(Items listed in a dataset)

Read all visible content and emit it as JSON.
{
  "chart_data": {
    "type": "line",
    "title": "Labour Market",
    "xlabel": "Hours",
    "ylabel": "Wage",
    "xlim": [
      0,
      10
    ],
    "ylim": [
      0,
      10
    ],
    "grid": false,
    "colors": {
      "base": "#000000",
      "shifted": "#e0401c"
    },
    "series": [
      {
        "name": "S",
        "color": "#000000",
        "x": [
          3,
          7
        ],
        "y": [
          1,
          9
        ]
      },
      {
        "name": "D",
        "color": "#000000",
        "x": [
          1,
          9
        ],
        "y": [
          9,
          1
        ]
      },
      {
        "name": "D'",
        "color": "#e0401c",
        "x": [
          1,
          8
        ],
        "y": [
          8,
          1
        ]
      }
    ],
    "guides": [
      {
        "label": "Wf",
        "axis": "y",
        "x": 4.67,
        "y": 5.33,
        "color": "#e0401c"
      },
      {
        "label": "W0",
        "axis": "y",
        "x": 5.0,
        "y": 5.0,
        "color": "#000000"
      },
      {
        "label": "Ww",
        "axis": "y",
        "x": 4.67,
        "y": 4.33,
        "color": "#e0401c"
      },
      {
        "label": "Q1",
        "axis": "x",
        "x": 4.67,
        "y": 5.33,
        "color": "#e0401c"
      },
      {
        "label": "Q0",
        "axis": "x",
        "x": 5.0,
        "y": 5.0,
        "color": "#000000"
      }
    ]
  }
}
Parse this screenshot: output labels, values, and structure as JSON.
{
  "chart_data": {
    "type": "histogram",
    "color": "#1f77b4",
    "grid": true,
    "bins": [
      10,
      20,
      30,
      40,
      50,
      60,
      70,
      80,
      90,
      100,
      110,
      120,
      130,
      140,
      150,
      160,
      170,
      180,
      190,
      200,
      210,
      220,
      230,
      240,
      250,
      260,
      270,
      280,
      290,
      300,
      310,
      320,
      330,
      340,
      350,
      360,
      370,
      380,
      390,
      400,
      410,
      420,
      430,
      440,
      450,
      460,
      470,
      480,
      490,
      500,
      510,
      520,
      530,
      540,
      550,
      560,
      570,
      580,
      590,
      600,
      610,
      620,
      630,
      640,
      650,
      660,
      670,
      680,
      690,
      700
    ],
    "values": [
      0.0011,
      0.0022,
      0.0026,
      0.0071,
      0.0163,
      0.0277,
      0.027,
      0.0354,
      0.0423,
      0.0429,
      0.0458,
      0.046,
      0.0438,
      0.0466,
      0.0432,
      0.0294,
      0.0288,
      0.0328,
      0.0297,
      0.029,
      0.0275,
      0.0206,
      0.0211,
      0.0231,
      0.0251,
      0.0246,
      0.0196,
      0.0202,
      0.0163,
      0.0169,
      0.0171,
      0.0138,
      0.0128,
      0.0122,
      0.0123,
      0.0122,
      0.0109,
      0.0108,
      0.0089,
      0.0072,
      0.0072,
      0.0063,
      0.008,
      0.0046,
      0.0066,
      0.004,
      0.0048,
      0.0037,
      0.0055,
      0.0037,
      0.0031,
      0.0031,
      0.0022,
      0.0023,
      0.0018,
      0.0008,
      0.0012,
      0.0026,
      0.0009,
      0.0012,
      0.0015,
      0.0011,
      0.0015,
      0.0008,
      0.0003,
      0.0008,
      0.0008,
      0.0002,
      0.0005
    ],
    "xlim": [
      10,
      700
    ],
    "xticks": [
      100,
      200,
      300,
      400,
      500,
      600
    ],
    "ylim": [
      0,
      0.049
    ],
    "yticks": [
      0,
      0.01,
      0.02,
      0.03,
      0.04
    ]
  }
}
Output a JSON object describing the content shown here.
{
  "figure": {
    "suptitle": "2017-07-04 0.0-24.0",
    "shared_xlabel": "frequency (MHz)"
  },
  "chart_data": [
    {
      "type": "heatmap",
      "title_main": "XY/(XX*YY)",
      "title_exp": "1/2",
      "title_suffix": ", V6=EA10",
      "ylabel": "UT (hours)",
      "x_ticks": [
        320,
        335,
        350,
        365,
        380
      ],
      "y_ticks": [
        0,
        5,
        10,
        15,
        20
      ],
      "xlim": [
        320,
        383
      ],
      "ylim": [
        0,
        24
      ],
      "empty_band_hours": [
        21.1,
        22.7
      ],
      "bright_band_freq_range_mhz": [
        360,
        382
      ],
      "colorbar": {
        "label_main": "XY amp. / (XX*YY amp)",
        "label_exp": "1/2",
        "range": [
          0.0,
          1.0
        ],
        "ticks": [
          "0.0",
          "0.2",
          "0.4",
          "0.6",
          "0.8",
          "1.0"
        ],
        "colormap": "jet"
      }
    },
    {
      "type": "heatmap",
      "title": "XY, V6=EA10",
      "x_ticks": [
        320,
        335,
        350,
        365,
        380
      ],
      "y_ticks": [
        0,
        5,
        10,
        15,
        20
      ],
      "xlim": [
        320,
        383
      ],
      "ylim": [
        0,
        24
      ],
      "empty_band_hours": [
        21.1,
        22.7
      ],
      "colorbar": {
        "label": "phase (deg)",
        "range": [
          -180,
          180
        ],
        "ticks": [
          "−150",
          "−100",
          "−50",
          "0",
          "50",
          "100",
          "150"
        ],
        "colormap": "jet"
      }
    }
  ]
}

What the task asks →
Write out all records exactly, keeping every detail.

Solution to this exercise →
Read all visible content and emit it as JSON.
{
  "chart_data": {
    "type": "line",
    "title": "Labour Market",
    "xlabel": "Hours",
    "ylabel": "Wage",
    "xlim": [
      0,
      10
    ],
    "ylim": [
      0,
      10
    ],
    "grid": false,
    "colors": {
      "base": "#000000",
      "shifted": "#e0401c"
    },
    "series": [
      {
        "name": "S",
        "color": "#000000",
        "x": [
          3,
          7
        ],
        "y": [
          1,
          9
        ]
      },
      {
        "name": "D",
        "color": "#000000",
        "x": [
          1,
          9
        ],
        "y": [
          9,
          1
        ]
      },
      {
        "name": "D'",
        "color": "#e0401c",
        "x": [
          1,
          8
        ],
        "y": [
          8,
          1
        ]
      }
    ],
    "guides": [
      {
        "label": "Wf",
        "axis": "y",
        "x": 4.67,
        "y": 5.33,
        "color": "#e0401c"
      },
      {
        "label": "W0",
        "axis": "y",
        "x": 5.0,
        "y": 5.0,
        "color": "#000000"
      },
      {
        "label": "Ww",
        "axis": "y",
        "x": 4.67,
        "y": 4.33,
        "color": "#e0401c"
      },
      {
        "label": "Q1",
        "axis": "x",
        "x": 4.67,
        "y": 5.33,
        "color": "#e0401c"
      },
      {
        "label": "Q0",
        "axis": "x",
        "x": 5.0,
        "y": 5.0,
        "color": "#000000"
      }
    ]
  }
}
Parse this screenshot: output labels, values, and structure as JSON.
{
  "chart_data": {
    "type": "histogram",
    "color": "#1f77b4",
    "grid": true,
    "bins": [
      10,
      20,
      30,
      40,
      50,
      60,
      70,
      80,
      90,
      100,
      110,
      120,
      130,
      140,
      150,
      160,
      170,
      180,
      190,
      200,
      210,
      220,
      230,
      240,
      250,
      260,
      270,
      280,
      290,
      300,
      310,
      320,
      330,
      340,
      350,
      360,
      370,
      380,
      390,
      400,
      410,
      420,
      430,
      440,
      450,
      460,
      470,
      480,
      490,
      500,
      510,
      520,
      530,
      540,
      550,
      560,
      570,
      580,
      590,
      600,
      610,
      620,
      630,
      640,
      650,
      660,
      670,
      680,
      690,
      700
    ],
    "values": [
      0.0011,
      0.0022,
      0.0026,
      0.0071,
      0.0163,
      0.0277,
      0.027,
      0.0354,
      0.0423,
      0.0429,
      0.0458,
      0.046,
      0.0438,
      0.0466,
      0.0432,
      0.0294,
      0.0288,
      0.0328,
      0.0297,
      0.029,
      0.0275,
      0.0206,
      0.0211,
      0.0231,
      0.0251,
      0.0246,
      0.0196,
      0.0202,
      0.0163,
      0.0169,
      0.0171,
      0.0138,
      0.0128,
      0.0122,
      0.0123,
      0.0122,
      0.0109,
      0.0108,
      0.0089,
      0.0072,
      0.0072,
      0.0063,
      0.008,
      0.0046,
      0.0066,
      0.004,
      0.0048,
      0.0037,
      0.0055,
      0.0037,
      0.0031,
      0.0031,
      0.0022,
      0.0023,
      0.0018,
      0.0008,
      0.0012,
      0.0026,
      0.0009,
      0.0012,
      0.0015,
      0.0011,
      0.0015,
      0.0008,
      0.0003,
      0.0008,
      0.0008,
      0.0002,
      0.0005
    ],
    "xlim": [
      10,
      700
    ],
    "xticks": [
      100,
      200,
      300,
      400,
      500,
      600
    ],
    "ylim": [
      0,
      0.049
    ],
    "yticks": [
      0,
      0.01,
      0.02,
      0.03,
      0.04
    ]
  }
}
Output a JSON object describing the content shown here.
{
  "figure": {
    "suptitle": "2017-07-04 0.0-24.0",
    "shared_xlabel": "frequency (MHz)"
  },
  "chart_data": [
    {
      "type": "heatmap",
      "title_main": "XY/(XX*YY)",
      "title_exp": "1/2",
      "title_suffix": ", V6=EA10",
      "ylabel": "UT (hours)",
      "x_ticks": [
        320,
        335,
        350,
        365,
        380
      ],
      "y_ticks": [
        0,
        5,
        10,
        15,
        20
      ],
      "xlim": [
        320,
        383
      ],
      "ylim": [
        0,
        24
      ],
      "empty_band_hours": [
        21.1,
        22.7
      ],
      "bright_band_freq_range_mhz": [
        360,
        382
      ],
      "colorbar": {
        "label_main": "XY amp. / (XX*YY amp)",
        "label_exp": "1/2",
        "range": [
          0.0,
          1.0
        ],
        "ticks": [
          "0.0",
          "0.2",
          "0.4",
          "0.6",
          "0.8",
          "1.0"
        ],
        "colormap": "jet"
      }
    },
    {
      "type": "heatmap",
      "title": "XY, V6=EA10",
      "x_ticks": [
        320,
        335,
        350,
        365,
        380
      ],
      "y_ticks": [
        0,
        5,
        10,
        15,
        20
      ],
      "xlim": [
        320,
        383
      ],
      "ylim": [
        0,
        24
      ],
      "empty_band_hours": [
        21.1,
        22.7
      ],
      "colorbar": {
        "label": "phase (deg)",
        "range": [
          -180,
          180
        ],
        "ticks": [
          "−150",
          "−100",
          "−50",
          "0",
          "50",
          "100",
          "150"
        ],
        "colormap": "jet"
      }
    }
  ]
}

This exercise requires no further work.